Gather from the listing below each line that includes the word "image", and copy it.

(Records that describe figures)

= = = = = = =

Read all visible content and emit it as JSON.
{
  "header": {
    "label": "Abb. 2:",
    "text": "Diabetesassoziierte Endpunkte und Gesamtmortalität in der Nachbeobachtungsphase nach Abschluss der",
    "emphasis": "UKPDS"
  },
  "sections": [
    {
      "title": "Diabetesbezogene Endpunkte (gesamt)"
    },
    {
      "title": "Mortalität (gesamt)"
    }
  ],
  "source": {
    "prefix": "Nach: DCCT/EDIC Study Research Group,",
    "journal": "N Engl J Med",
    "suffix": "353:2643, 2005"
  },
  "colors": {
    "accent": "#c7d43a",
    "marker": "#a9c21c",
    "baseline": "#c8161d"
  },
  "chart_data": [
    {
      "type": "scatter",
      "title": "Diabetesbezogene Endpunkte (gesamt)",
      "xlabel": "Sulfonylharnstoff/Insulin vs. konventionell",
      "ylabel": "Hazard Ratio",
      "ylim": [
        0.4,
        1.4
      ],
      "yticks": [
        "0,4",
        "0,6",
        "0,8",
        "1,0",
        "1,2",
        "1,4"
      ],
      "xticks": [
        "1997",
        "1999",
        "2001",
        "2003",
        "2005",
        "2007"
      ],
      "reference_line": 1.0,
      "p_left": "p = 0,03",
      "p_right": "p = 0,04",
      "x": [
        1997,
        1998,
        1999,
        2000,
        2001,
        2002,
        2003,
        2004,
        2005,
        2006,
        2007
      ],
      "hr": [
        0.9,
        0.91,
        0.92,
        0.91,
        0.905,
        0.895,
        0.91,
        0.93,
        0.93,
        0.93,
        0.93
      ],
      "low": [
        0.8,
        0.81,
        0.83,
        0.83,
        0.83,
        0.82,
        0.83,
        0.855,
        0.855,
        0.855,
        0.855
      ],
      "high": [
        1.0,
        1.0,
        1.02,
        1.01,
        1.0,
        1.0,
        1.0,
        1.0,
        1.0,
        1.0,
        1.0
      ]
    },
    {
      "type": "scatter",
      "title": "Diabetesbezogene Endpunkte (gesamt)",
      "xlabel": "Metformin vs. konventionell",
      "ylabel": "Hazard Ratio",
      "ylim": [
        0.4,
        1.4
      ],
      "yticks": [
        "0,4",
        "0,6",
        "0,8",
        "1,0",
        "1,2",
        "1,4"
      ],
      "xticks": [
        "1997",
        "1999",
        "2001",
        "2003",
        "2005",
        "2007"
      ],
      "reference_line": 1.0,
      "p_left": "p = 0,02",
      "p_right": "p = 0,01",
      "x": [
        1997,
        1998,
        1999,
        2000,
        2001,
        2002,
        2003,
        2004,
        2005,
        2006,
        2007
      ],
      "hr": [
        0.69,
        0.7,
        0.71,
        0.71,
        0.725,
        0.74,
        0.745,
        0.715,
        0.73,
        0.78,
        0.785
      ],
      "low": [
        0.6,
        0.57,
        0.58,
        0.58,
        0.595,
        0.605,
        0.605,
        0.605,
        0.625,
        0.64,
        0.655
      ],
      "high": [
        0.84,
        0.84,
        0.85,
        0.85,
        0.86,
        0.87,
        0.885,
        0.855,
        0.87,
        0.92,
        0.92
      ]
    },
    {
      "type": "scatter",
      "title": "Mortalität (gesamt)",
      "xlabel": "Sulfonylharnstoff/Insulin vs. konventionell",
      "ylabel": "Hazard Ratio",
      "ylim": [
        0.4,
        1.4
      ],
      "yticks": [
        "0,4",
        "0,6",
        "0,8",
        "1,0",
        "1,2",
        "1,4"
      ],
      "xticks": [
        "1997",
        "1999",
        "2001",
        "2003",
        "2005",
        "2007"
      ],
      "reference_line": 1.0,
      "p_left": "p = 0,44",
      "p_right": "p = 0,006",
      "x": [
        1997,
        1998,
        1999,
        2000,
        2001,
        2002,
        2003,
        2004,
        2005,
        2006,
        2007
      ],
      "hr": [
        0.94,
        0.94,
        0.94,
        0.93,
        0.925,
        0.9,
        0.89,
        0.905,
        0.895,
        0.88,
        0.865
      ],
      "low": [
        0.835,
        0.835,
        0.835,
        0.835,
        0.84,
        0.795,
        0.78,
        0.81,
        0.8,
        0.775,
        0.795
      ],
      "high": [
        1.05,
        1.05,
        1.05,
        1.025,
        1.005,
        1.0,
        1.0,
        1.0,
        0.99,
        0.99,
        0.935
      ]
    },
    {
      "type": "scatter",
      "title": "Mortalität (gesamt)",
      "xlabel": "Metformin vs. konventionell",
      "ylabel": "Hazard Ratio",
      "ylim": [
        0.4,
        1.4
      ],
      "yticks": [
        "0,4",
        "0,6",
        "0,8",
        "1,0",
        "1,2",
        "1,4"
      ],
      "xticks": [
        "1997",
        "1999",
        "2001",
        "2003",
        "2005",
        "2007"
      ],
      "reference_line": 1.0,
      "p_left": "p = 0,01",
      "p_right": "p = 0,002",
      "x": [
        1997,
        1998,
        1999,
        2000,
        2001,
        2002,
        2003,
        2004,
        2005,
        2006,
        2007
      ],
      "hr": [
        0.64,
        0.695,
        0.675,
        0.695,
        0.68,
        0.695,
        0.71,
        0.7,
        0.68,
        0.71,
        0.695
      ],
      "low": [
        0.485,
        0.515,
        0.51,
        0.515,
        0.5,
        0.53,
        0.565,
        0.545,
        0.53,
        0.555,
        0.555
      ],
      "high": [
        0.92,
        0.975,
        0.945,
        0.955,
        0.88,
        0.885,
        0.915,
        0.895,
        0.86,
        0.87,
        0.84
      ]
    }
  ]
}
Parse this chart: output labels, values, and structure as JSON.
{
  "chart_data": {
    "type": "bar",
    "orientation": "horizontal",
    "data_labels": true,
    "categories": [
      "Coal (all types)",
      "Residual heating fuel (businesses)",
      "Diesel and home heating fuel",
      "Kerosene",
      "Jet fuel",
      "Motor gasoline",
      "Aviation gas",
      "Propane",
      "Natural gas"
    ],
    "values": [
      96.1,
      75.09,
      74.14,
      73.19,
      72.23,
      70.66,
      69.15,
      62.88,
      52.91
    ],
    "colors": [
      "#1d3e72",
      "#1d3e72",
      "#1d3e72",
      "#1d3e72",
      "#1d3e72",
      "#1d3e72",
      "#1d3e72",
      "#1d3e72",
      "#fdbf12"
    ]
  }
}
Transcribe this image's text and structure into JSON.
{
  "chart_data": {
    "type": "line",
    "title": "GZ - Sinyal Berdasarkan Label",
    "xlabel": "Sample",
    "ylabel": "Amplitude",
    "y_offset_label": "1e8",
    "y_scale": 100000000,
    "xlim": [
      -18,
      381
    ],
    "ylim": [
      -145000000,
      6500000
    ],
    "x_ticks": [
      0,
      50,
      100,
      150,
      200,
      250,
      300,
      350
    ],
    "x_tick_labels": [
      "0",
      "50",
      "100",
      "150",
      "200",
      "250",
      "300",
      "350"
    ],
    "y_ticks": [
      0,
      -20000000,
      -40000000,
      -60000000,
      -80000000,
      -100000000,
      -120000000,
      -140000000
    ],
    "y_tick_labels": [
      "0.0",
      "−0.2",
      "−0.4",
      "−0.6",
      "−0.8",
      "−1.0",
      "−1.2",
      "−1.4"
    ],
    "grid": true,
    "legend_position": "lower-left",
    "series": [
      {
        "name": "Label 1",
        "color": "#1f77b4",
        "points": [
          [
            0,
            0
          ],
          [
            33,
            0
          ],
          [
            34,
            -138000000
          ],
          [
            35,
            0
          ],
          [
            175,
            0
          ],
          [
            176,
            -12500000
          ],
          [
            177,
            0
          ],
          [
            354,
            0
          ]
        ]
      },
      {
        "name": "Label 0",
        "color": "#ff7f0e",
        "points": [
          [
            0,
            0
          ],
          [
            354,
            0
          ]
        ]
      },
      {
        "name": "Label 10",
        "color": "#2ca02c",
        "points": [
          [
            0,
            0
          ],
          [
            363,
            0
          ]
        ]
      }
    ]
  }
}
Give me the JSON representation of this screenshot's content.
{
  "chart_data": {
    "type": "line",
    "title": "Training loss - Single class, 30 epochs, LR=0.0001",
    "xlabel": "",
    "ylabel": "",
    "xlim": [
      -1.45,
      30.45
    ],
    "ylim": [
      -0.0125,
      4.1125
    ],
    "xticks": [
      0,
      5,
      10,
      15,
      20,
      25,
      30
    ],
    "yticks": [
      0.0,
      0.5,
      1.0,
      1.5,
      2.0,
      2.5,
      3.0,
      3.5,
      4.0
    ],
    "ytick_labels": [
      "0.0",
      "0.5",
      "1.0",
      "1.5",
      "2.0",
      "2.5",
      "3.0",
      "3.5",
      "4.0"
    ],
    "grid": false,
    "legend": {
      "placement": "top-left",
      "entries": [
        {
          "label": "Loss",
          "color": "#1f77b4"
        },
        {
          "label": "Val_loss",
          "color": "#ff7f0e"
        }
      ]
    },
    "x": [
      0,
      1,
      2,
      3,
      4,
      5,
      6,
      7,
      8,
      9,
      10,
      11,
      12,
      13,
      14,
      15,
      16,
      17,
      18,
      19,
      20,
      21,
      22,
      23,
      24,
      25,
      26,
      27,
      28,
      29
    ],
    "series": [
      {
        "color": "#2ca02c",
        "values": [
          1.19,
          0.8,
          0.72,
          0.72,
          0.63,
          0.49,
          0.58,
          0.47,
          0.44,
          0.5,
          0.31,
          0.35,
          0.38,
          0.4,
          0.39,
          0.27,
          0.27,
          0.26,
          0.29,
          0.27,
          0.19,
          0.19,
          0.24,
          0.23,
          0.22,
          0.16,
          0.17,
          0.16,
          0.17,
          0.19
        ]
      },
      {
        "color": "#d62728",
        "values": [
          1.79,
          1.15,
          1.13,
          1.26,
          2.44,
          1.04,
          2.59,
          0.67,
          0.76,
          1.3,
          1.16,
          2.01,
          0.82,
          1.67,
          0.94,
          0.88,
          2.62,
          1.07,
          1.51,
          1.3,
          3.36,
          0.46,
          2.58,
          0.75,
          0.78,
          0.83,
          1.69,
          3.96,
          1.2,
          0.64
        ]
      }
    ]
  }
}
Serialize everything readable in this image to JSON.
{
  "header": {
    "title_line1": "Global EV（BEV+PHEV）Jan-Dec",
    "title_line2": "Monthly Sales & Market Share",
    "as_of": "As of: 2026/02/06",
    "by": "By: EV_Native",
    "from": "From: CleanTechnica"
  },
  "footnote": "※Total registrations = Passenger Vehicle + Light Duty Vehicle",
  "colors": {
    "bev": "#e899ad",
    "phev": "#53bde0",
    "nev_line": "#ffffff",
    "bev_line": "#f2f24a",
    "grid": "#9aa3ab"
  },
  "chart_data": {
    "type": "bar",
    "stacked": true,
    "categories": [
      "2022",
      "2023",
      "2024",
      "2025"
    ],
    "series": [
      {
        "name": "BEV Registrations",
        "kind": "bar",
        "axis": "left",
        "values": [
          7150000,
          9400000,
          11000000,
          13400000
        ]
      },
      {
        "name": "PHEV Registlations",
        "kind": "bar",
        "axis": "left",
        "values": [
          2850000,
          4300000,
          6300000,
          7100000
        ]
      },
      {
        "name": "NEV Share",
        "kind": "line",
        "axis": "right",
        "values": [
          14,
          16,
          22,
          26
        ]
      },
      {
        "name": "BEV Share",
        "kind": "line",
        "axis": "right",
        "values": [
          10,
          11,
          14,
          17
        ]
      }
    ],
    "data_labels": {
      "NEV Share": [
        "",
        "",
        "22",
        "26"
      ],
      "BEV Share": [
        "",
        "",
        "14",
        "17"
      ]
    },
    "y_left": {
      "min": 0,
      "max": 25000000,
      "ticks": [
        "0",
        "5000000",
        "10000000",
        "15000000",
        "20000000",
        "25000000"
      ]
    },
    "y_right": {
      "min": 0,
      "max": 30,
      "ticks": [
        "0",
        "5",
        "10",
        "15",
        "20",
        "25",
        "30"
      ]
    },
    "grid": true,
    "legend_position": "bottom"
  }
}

= = = = = = =

RESULT FOR THIS EXERCISE>
Transcribe this image's text and structure into JSON.
Serialize everything readable in this image to JSON.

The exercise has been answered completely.